[Stated task] Print the listing below in its entirety, character for character.

>> begin Data records

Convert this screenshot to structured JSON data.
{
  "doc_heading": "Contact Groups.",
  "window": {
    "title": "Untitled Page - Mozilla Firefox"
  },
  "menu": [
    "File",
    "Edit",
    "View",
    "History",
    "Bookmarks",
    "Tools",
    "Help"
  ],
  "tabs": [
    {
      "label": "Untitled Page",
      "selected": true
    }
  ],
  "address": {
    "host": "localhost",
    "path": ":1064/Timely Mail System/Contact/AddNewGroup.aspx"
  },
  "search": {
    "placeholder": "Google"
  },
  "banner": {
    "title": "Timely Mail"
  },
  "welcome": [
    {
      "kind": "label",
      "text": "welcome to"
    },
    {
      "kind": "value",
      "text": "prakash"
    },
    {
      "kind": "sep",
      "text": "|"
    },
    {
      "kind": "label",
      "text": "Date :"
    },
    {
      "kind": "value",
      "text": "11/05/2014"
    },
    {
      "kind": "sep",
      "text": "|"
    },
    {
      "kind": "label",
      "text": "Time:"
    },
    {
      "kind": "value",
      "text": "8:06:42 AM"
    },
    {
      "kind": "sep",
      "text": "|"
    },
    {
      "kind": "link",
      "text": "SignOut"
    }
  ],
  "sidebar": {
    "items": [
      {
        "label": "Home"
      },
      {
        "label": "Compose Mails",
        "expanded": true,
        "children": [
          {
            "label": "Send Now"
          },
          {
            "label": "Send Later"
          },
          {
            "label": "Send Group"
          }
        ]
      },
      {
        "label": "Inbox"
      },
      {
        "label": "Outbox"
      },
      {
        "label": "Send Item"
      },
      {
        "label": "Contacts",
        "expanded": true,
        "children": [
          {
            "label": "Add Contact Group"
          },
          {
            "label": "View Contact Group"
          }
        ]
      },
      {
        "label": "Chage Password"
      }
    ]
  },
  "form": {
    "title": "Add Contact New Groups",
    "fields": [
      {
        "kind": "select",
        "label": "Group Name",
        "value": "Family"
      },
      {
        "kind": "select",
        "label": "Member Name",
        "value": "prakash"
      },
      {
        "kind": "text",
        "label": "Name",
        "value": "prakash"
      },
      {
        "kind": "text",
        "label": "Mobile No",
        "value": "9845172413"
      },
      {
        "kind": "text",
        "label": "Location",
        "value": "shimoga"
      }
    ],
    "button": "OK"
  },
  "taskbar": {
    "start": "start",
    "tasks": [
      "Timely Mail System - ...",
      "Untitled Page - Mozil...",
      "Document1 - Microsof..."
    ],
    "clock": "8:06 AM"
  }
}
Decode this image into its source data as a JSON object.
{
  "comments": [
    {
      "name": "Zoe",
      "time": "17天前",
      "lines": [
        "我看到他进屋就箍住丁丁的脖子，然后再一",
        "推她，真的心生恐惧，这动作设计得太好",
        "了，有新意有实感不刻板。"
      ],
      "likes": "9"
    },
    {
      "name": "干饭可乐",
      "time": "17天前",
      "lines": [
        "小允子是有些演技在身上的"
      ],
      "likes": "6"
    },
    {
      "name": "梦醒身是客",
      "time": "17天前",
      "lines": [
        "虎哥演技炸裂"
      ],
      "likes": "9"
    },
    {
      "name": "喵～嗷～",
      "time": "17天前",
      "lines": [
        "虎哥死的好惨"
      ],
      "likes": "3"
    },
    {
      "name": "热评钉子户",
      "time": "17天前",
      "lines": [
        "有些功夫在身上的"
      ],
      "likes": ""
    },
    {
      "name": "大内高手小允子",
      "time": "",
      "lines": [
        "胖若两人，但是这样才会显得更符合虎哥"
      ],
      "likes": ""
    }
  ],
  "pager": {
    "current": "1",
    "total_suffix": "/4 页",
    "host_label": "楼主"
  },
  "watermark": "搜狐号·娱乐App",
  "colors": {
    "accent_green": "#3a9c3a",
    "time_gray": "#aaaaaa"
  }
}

>> end Data records

[Result for this exercise]
Convert this screenshot to structured JSON data.
{
  "doc_heading": "Contact Groups.",
  "window": {
    "title": "Untitled Page - Mozilla Firefox"
  },
  "menu": [
    "File",
    "Edit",
    "View",
    "History",
    "Bookmarks",
    "Tools",
    "Help"
  ],
  "tabs": [
    {
      "label": "Untitled Page",
      "selected": true
    }
  ],
  "address": {
    "host": "localhost",
    "path": ":1064/Timely Mail System/Contact/AddNewGroup.aspx"
  },
  "search": {
    "placeholder": "Google"
  },
  "banner": {
    "title": "Timely Mail"
  },
  "welcome": [
    {
      "kind": "label",
      "text": "welcome to"
    },
    {
      "kind": "value",
      "text": "prakash"
    },
    {
      "kind": "sep",
      "text": "|"
    },
    {
      "kind": "label",
      "text": "Date :"
    },
    {
      "kind": "value",
      "text": "11/05/2014"
    },
    {
      "kind": "sep",
      "text": "|"
    },
    {
      "kind": "label",
      "text": "Time:"
    },
    {
      "kind": "value",
      "text": "8:06:42 AM"
    },
    {
      "kind": "sep",
      "text": "|"
    },
    {
      "kind": "link",
      "text": "SignOut"
    }
  ],
  "sidebar": {
    "items": [
      {
        "label": "Home"
      },
      {
        "label": "Compose Mails",
        "expanded": true,
        "children": [
          {
            "label": "Send Now"
          },
          {
            "label": "Send Later"
          },
          {
            "label": "Send Group"
          }
        ]
      },
      {
        "label": "Inbox"
      },
      {
        "label": "Outbox"
      },
      {
        "label": "Send Item"
      },
      {
        "label": "Contacts",
        "expanded": true,
        "children": [
          {
            "label": "Add Contact Group"
          },
          {
            "label": "View Contact Group"
          }
        ]
      },
      {
        "label": "Chage Password"
      }
    ]
  },
  "form": {
    "title": "Add Contact New Groups",
    "fields": [
      {
        "kind": "select",
        "label": "Group Name",
        "value": "Family"
      },
      {
        "kind": "select",
        "label": "Member Name",
        "value": "prakash"
      },
      {
        "kind": "text",
        "label": "Name",
        "value": "prakash"
      },
      {
        "kind": "text",
        "label": "Mobile No",
        "value": "9845172413"
      },
      {
        "kind": "text",
        "label": "Location",
        "value": "shimoga"
      }
    ],
    "button": "OK"
  },
  "taskbar": {
    "start": "start",
    "tasks": [
      "Timely Mail System - ...",
      "Untitled Page - Mozil...",
      "Document1 - Microsof..."
    ],
    "clock": "8:06 AM"
  }
}
Decode this image into its source data as a JSON object.
{
  "comments": [
    {
      "name": "Zoe",
      "time": "17天前",
      "lines": [
        "我看到他进屋就箍住丁丁的脖子，然后再一",
        "推她，真的心生恐惧，这动作设计得太好",
        "了，有新意有实感不刻板。"
      ],
      "likes": "9"
    },
    {
      "name": "干饭可乐",
      "time": "17天前",
      "lines": [
        "小允子是有些演技在身上的"
      ],
      "likes": "6"
    },
    {
      "name": "梦醒身是客",
      "time": "17天前",
      "lines": [
        "虎哥演技炸裂"
      ],
      "likes": "9"
    },
    {
      "name": "喵～嗷～",
      "time": "17天前",
      "lines": [
        "虎哥死的好惨"
      ],
      "likes": "3"
    },
    {
      "name": "热评钉子户",
      "time": "17天前",
      "lines": [
        "有些功夫在身上的"
      ],
      "likes": ""
    },
    {
      "name": "大内高手小允子",
      "time": "",
      "lines": [
        "胖若两人，但是这样才会显得更符合虎哥"
      ],
      "likes": ""
    }
  ],
  "pager": {
    "current": "1",
    "total_suffix": "/4 页",
    "host_label": "楼主"
  },
  "watermark": "搜狐号·娱乐App",
  "colors": {
    "accent_green": "#3a9c3a",
    "time_gray": "#aaaaaa"
  }
}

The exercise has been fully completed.